-- begin --
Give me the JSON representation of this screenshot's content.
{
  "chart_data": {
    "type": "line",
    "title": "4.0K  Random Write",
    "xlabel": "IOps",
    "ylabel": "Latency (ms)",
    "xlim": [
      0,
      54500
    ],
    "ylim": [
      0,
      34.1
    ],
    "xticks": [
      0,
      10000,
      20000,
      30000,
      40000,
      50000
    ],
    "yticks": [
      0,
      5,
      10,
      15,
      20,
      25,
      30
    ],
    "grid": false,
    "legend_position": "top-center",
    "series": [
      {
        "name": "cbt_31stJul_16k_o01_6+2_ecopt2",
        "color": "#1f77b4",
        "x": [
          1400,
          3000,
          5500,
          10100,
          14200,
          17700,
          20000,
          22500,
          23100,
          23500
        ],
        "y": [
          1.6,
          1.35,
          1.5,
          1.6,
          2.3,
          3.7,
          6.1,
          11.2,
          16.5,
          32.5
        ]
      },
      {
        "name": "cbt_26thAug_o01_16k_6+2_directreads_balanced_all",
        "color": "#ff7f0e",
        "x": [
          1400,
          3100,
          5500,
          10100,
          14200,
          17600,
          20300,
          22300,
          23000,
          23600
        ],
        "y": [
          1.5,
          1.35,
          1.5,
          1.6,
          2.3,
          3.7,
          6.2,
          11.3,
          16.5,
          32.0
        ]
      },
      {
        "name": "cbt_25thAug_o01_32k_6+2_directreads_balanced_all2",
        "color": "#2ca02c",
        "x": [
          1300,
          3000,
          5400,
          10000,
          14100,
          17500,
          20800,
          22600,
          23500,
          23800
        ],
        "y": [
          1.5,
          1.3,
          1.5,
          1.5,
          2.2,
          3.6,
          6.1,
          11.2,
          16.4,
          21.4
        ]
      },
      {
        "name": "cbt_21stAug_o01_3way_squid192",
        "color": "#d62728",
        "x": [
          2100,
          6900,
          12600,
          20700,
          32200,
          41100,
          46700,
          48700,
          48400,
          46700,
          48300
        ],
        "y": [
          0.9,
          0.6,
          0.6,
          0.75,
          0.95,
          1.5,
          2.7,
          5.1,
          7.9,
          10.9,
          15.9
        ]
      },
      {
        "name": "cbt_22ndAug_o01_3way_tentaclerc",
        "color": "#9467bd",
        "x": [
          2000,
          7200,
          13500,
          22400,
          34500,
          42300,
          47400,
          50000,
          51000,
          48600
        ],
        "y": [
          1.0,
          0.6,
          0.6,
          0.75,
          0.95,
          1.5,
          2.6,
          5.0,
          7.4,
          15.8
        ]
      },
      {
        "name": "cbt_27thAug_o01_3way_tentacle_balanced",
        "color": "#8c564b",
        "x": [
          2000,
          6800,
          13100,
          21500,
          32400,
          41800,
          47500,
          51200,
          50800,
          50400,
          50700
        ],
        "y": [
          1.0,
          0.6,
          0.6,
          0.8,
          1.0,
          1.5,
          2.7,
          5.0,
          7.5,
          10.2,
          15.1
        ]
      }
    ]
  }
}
-- end --
• Task details
For the records above, state how many lines include the string "color", giving the number and nothing else.

• Task response
6